---------- Data for this exercise

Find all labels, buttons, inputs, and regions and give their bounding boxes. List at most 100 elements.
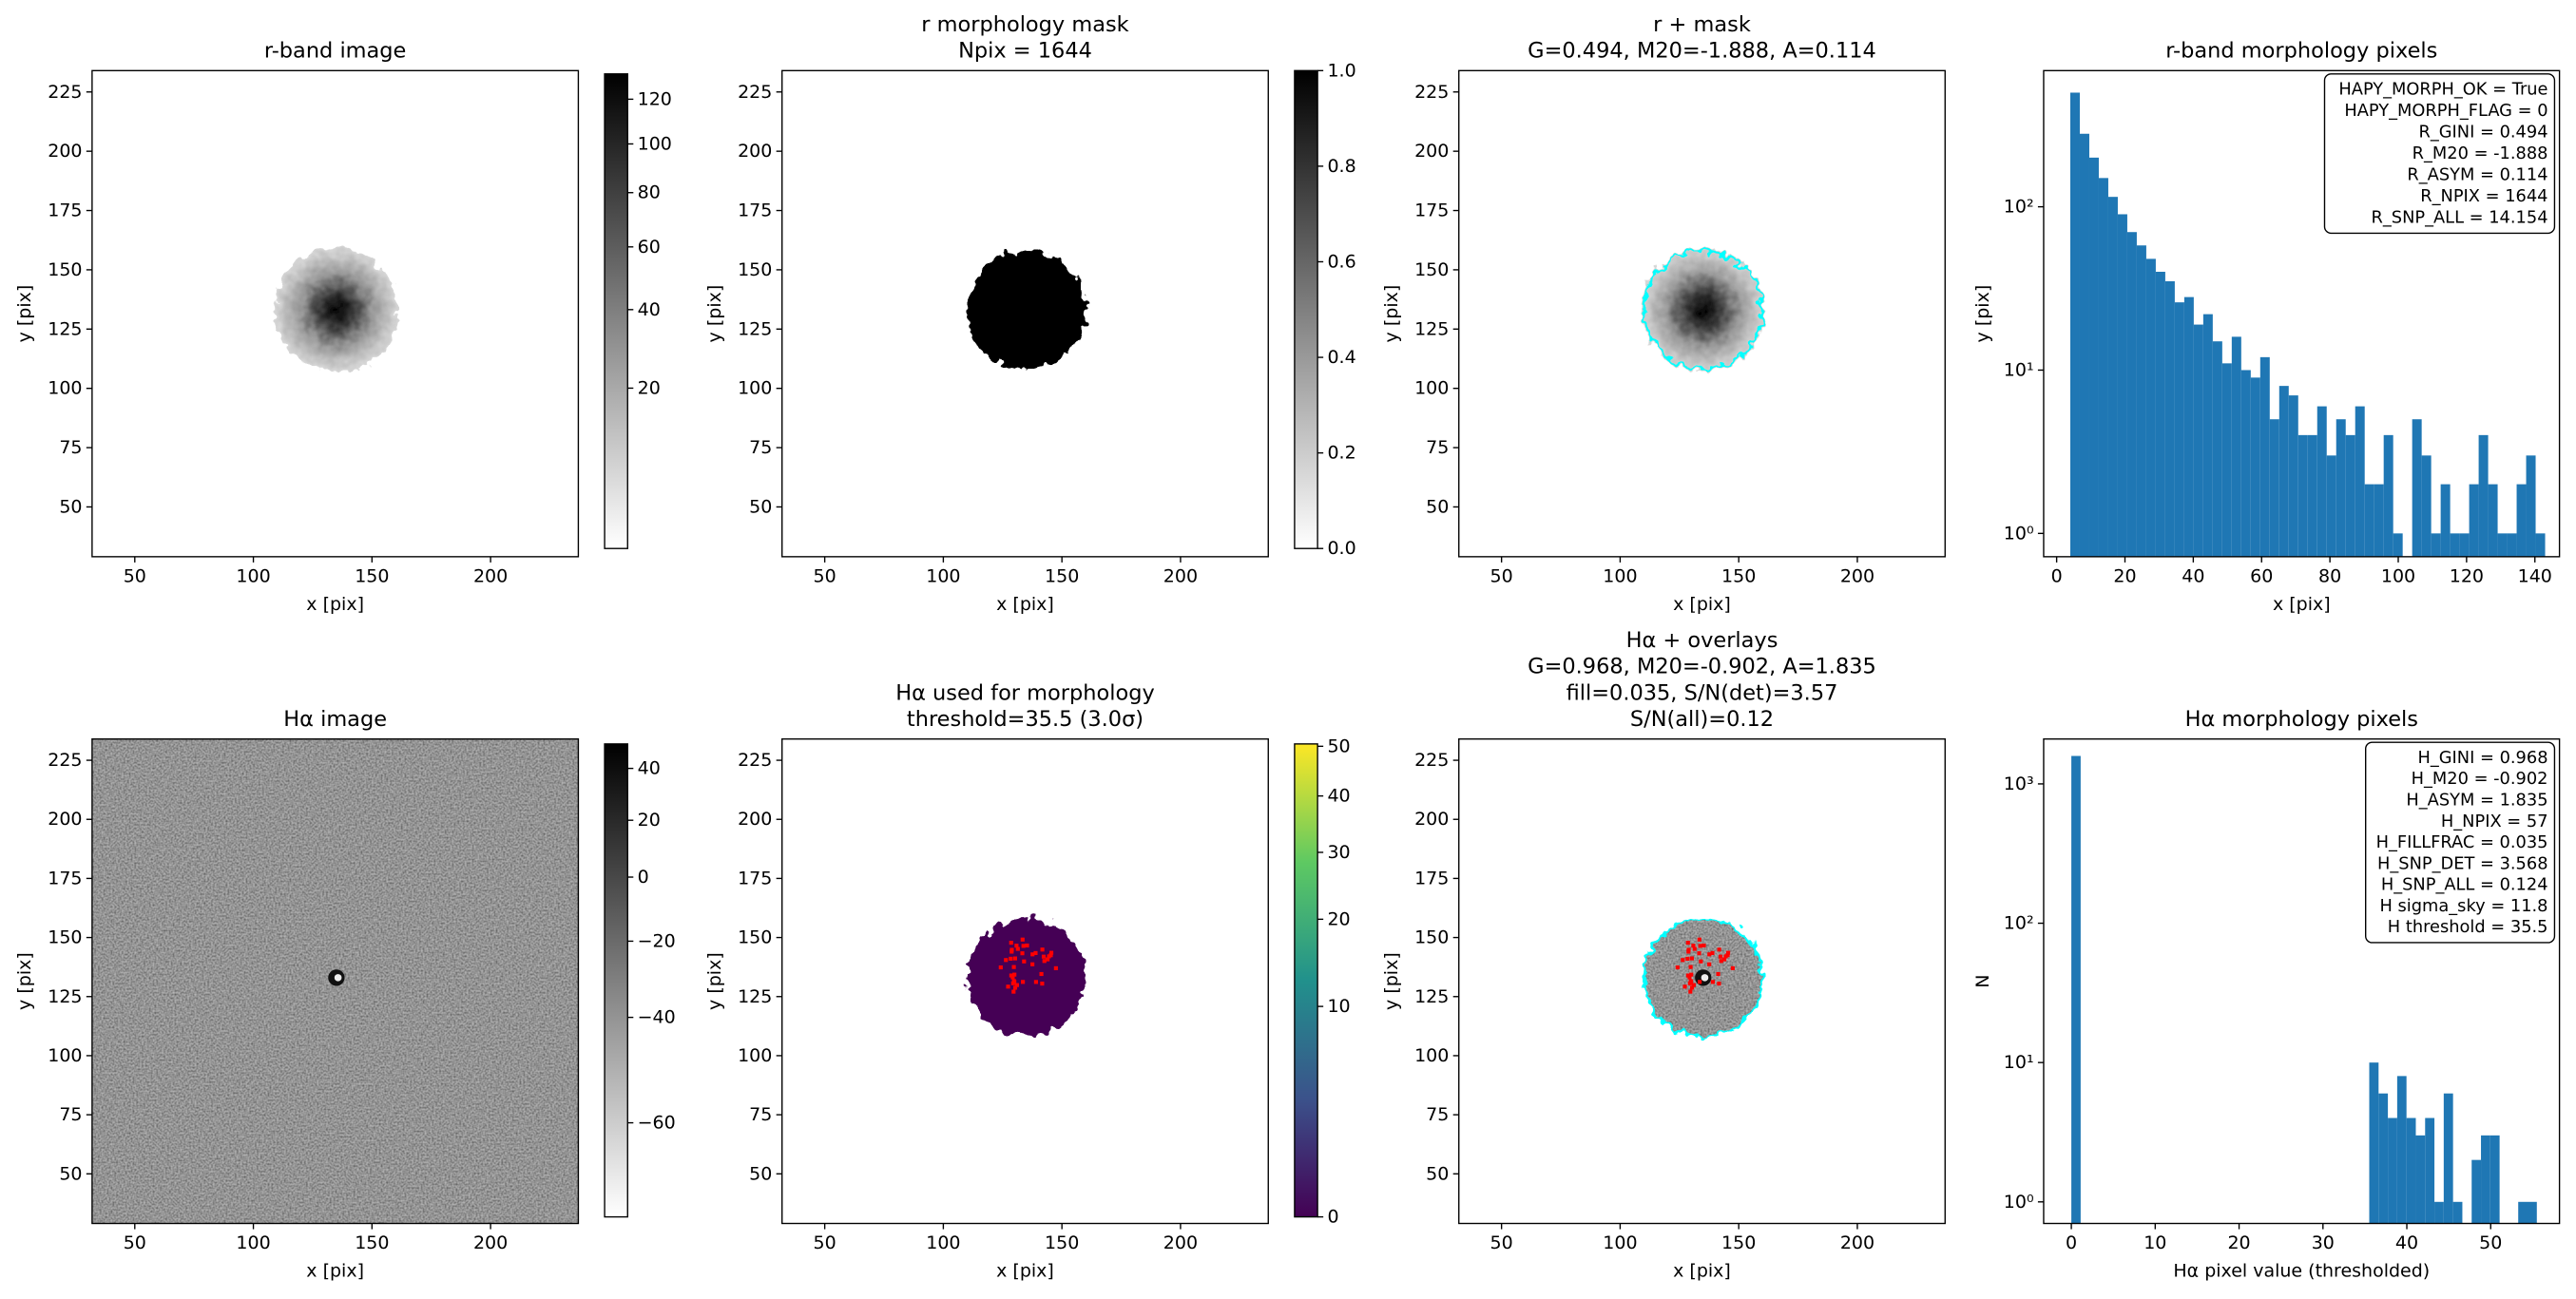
detected-pixel [1691, 944, 1696, 948]
histogram-bar [2393, 533, 2403, 557]
y-tick-label: 225 [48, 82, 82, 103]
detected-pixel [1011, 989, 1016, 994]
y-tick-label: 125 [48, 318, 82, 339]
colorbar-tick-label: 80 [638, 182, 661, 203]
colorbar-tick-label: −40 [638, 1007, 676, 1028]
detected-pixel [1687, 981, 1692, 985]
annotation-line: R_NPIX = 1644 [2420, 186, 2547, 206]
colorbar-tick-label: 20 [638, 377, 661, 398]
histogram-bar [2355, 406, 2365, 557]
panel-title: r morphology mask [921, 12, 1128, 37]
y-tick-label: 100 [1414, 378, 1449, 399]
mask-region [967, 918, 1086, 1038]
y-tick-label: 75 [749, 437, 772, 458]
y-tick-label: 200 [738, 809, 772, 830]
plot-area [2069, 92, 2546, 557]
annotation-line: R_M20 = -1.888 [2413, 143, 2548, 163]
y-axis-label: y [pix] [1381, 952, 1402, 1010]
panel-title: Hα + overlays [1626, 628, 1778, 653]
mask-contour [1642, 917, 1764, 1039]
detected-pixel [1014, 983, 1019, 987]
x-tick-label: 20 [2227, 1232, 2250, 1253]
y-tick-label: 150 [738, 927, 772, 948]
x-tick-label: 150 [355, 1232, 389, 1253]
detected-pixel [1053, 965, 1058, 970]
panel-title: fill=0.035, S/N(det)=3.57 [1567, 680, 1838, 705]
detected-pixel [1009, 941, 1013, 946]
x-tick-label: 200 [473, 566, 508, 587]
detected-pixel [1004, 958, 1009, 963]
x-tick-label: 50 [1490, 1232, 1513, 1253]
histogram-bar [2452, 1201, 2463, 1224]
y-tick-label: 100 [1414, 1045, 1449, 1066]
annotation-line: R_ASYM = 0.114 [2407, 165, 2547, 185]
x-tick-label: 100 [2381, 566, 2415, 587]
y-tick-label: 75 [1426, 1104, 1449, 1125]
detected-pixel [1010, 975, 1015, 980]
y-axis-label: y [pix] [1972, 285, 1993, 343]
y-tick-label: 175 [738, 868, 772, 888]
histogram-bar [2469, 484, 2479, 557]
detected-pixel [1717, 947, 1721, 952]
detected-pixel [1041, 954, 1047, 959]
x-tick-label: 150 [1721, 1232, 1756, 1253]
histogram-bar [2174, 302, 2184, 557]
y-axis-label: y [pix] [14, 952, 35, 1010]
histogram-bar [2126, 232, 2137, 557]
detected-pixel [1710, 950, 1715, 955]
colorbar-tick-label: 30 [1327, 842, 1350, 863]
x-tick-label: 150 [1045, 1232, 1079, 1253]
y-tick-label: 10² [2004, 197, 2034, 218]
y-axis-label: y [pix] [704, 952, 725, 1010]
y-tick-label: 175 [738, 201, 772, 221]
y-axis-label: N [1972, 974, 1993, 987]
detected-pixel [1020, 951, 1025, 956]
x-tick-label: 200 [1840, 566, 1874, 587]
x-tick-label: 150 [355, 566, 389, 587]
detected-pixel [1688, 965, 1693, 969]
detected-pixel [1681, 958, 1685, 963]
x-tick-label: 140 [2518, 566, 2552, 587]
y-tick-label: 150 [48, 927, 82, 948]
y-tick-label: 200 [738, 141, 772, 162]
panel-title: G=0.968, M20=-0.902, A=1.835 [1528, 655, 1876, 679]
histogram-bar [2193, 324, 2203, 557]
detected-pixel [1021, 980, 1026, 984]
y-tick-label: 50 [749, 496, 772, 517]
detected-pixel [1040, 947, 1045, 952]
x-tick-label: 100 [236, 1232, 270, 1253]
annotation-line: H_NPIX = 57 [2441, 812, 2548, 831]
detected-pixel [1682, 984, 1687, 989]
panel-title: r-band morphology pixels [2165, 39, 2437, 64]
detected-pixel [998, 965, 1003, 970]
plot-area [1458, 738, 1946, 1224]
plot-area [967, 250, 1086, 370]
histogram-bar [2155, 272, 2165, 557]
histogram-bar [2440, 484, 2451, 557]
histogram-bar [2421, 455, 2432, 557]
y-tick-label: 50 [749, 1163, 772, 1184]
x-tick-label: 200 [1163, 1232, 1198, 1253]
y-tick-label: 225 [738, 82, 772, 103]
colorbar-tick-label: 100 [638, 133, 672, 154]
detected-pixel [1719, 959, 1723, 964]
x-tick-label: 50 [124, 1232, 146, 1253]
x-tick-label: 150 [1045, 566, 1079, 587]
y-tick-label: 200 [48, 809, 82, 830]
histogram-bar [2202, 314, 2213, 557]
colorbar [1294, 69, 1318, 549]
x-tick-label: 200 [1840, 1232, 1874, 1253]
y-tick-label: 75 [749, 1104, 772, 1125]
detected-pixel [1042, 959, 1047, 964]
histogram-bar [2326, 455, 2336, 557]
x-axis-label: Hα pixel value (thresholded) [2173, 1261, 2430, 1282]
x-tick-label: 50 [814, 566, 836, 587]
colorbar-tick-label: 10 [1327, 996, 1350, 1017]
detected-pixel [1687, 975, 1692, 980]
histogram-bar [2316, 406, 2327, 557]
detected-pixel [1710, 980, 1715, 984]
histogram-bar [2136, 245, 2146, 557]
detected-pixel [1699, 959, 1703, 964]
mask-region [967, 250, 1086, 370]
histogram-bar [2528, 1201, 2537, 1224]
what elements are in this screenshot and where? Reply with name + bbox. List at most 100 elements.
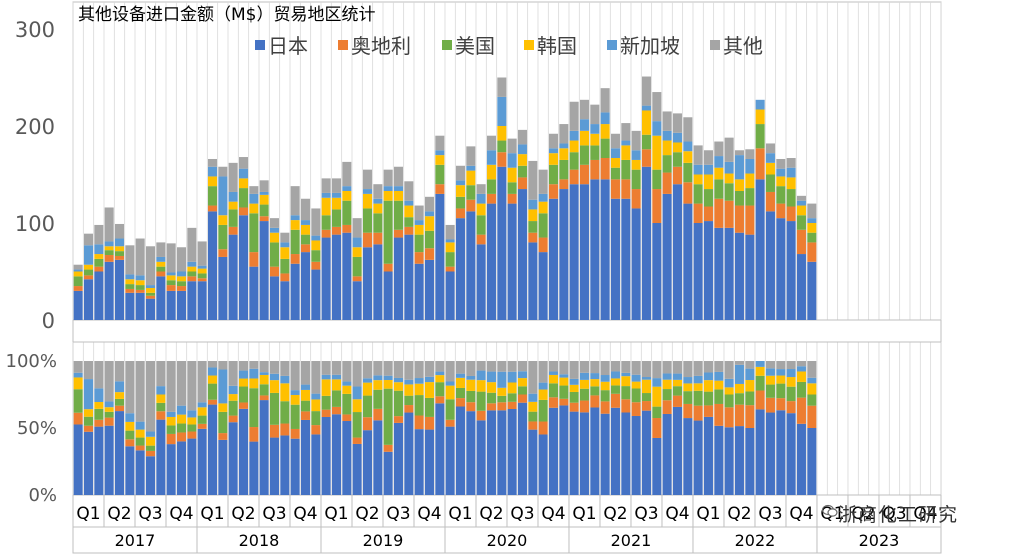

--------------------

Output every line of the data above as a JSON list of strings, with one string per line and no blank lines. Leave out the pictures.

:: Completed exercise ::
[
  "Find all labels, buttons, inputs, and regions and give their bounding boxes. List at most 100 elements.",
  "detected-pixel [1691, 944, 1696, 948]",
  "histogram-bar [2393, 533, 2403, 557]",
  "y-tick-label: 225 [48, 82, 82, 103]",
  "detected-pixel [1011, 989, 1016, 994]",
  "y-tick-label: 125 [48, 318, 82, 339]",
  "colorbar-tick-label: 80 [638, 182, 661, 203]",
  "colorbar-tick-label: −40 [638, 1007, 676, 1028]",
  "detected-pixel [1687, 981, 1692, 985]",
  "annotation-line: R_NPIX = 1644 [2420, 186, 2547, 206]",
  "colorbar-tick-label: 20 [638, 377, 661, 398]",
  "histogram-bar [2355, 406, 2365, 557]",
  "panel-title: r morphology mask [921, 12, 1128, 37]",
  "y-tick-label: 100 [1414, 378, 1449, 399]",
  "mask-region [967, 918, 1086, 1038]",
  "y-tick-label: 75 [749, 437, 772, 458]",
  "y-tick-label: 200 [738, 809, 772, 830]",
  "plot-area [2069, 92, 2546, 557]",
  "annotation-line: R_M20 = -1.888 [2413, 143, 2548, 163]",
  "y-axis-label: y [pix] [1381, 952, 1402, 1010]",
  "panel-title: Hα + overlays [1626, 628, 1778, 653]",
  "mask-contour [1642, 917, 1764, 1039]",
  "detected-pixel [1014, 983, 1019, 987]",
  "x-tick-label: 20 [2227, 1232, 2250, 1253]",
  "y-tick-label: 150 [738, 927, 772, 948]",
  "x-tick-label: 150 [355, 1232, 389, 1253]",
  "detected-pixel [1053, 965, 1058, 970]",
  "panel-title: fill=0.035, S/N(det)=3.57 [1567, 680, 1838, 705]",
  "detected-pixel [1009, 941, 1013, 946]",
  "x-tick-label: 200 [473, 566, 508, 587]",
  "detected-pixel [1004, 958, 1009, 963]",
  "x-tick-label: 50 [1490, 1232, 1513, 1253]",
  "histogram-bar [2452, 1201, 2463, 1224]",
  "y-tick-label: 100 [1414, 1045, 1449, 1066]",
  "annotation-line: R_ASYM = 0.114 [2407, 165, 2547, 185]",
  "x-tick-label: 100 [2381, 566, 2415, 587]",
  "y-tick-label: 75 [1426, 1104, 1449, 1125]",
  "detected-pixel [1010, 975, 1015, 980]",
  "y-axis-label: y [pix] [1972, 285, 1993, 343]",
  "y-tick-label: 175 [738, 868, 772, 888]",
  "histogram-bar [2469, 484, 2479, 557]",
  "detected-pixel [1717, 947, 1721, 952]",
  "detected-pixel [1041, 954, 1047, 959]",
  "x-tick-label: 150 [1721, 1232, 1756, 1253]",
  "histogram-bar [2174, 302, 2184, 557]",
  "y-axis-label: y [pix] [14, 952, 35, 1010]",
  "histogram-bar [2126, 232, 2137, 557]",
  "detected-pixel [1710, 950, 1715, 955]",
  "colorbar-tick-label: 30 [1327, 842, 1350, 863]",
  "x-tick-label: 150 [1045, 1232, 1079, 1253]",
  "y-tick-label: 10² [2004, 197, 2034, 218]",
  "y-axis-label: y [pix] [704, 952, 725, 1010]",
  "y-tick-label: 175 [738, 201, 772, 221]",
  "y-axis-label: N [1972, 974, 1993, 987]",
  "detected-pixel [1020, 951, 1025, 956]",
  "x-tick-label: 200 [1840, 566, 1874, 587]",
  "x-tick-label: 150 [355, 566, 389, 587]",
  "detected-pixel [1688, 965, 1693, 969]",
  "detected-pixel [1681, 958, 1685, 963]",
  "x-tick-label: 140 [2518, 566, 2552, 587]",
  "y-tick-label: 150 [48, 927, 82, 948]",
  "y-tick-label: 200 [738, 141, 772, 162]",
  "panel-title: G=0.968, M20=-0.902, A=1.835 [1528, 655, 1876, 679]",
  "histogram-bar [2193, 324, 2203, 557]",
  "detected-pixel [1021, 980, 1026, 984]",
  "y-tick-label: 50 [749, 496, 772, 517]",
  "detected-pixel [1040, 947, 1045, 952]",
  "x-tick-label: 100 [236, 1232, 270, 1253]",
  "annotation-line: H_NPIX = 57 [2441, 812, 2548, 831]",
  "detected-pixel [1682, 984, 1687, 989]",
  "panel-title: r-band morphology pixels [2165, 39, 2437, 64]",
  "detected-pixel [998, 965, 1003, 970]",
  "plot-area [1458, 738, 1946, 1224]",
  "plot-area [967, 250, 1086, 370]",
  "histogram-bar [2155, 272, 2165, 557]",
  "histogram-bar [2440, 484, 2451, 557]",
  "histogram-bar [2421, 455, 2432, 557]",
  "y-tick-label: 50 [749, 1163, 772, 1184]",
  "x-tick-label: 200 [1163, 1232, 1198, 1253]",
  "y-tick-label: 225 [738, 82, 772, 103]",
  "colorbar-tick-label: 100 [638, 133, 672, 154]",
  "detected-pixel [1719, 959, 1723, 964]",
  "x-tick-label: 50 [124, 1232, 146, 1253]",
  "x-tick-label: 150 [1045, 566, 1079, 587]",
  "y-tick-label: 200 [48, 809, 82, 830]",
  "histogram-bar [2202, 314, 2213, 557]",
  "colorbar [1294, 69, 1318, 549]",
  "x-tick-label: 200 [1840, 1232, 1874, 1253]",
  "y-tick-label: 75 [749, 1104, 772, 1125]",
  "detected-pixel [1042, 959, 1047, 964]",
  "histogram-bar [2326, 455, 2336, 557]",
  "x-axis-label: Hα pixel value (thresholded) [2173, 1261, 2430, 1282]",
  "x-tick-label: 50 [814, 566, 836, 587]",
  "colorbar-tick-label: 10 [1327, 996, 1350, 1017]",
  "detected-pixel [1687, 975, 1692, 980]",
  "histogram-bar [2316, 406, 2327, 557]",
  "detected-pixel [1710, 980, 1715, 984]",
  "histogram-bar [2136, 245, 2146, 557]",
  "detected-pixel [1699, 959, 1703, 964]",
  "mask-region [967, 250, 1086, 370]",
  "histogram-bar [2528, 1201, 2537, 1224]",
  "what elements are in this screenshot and where? Reply with name + bbox. List at most 100 elements."
]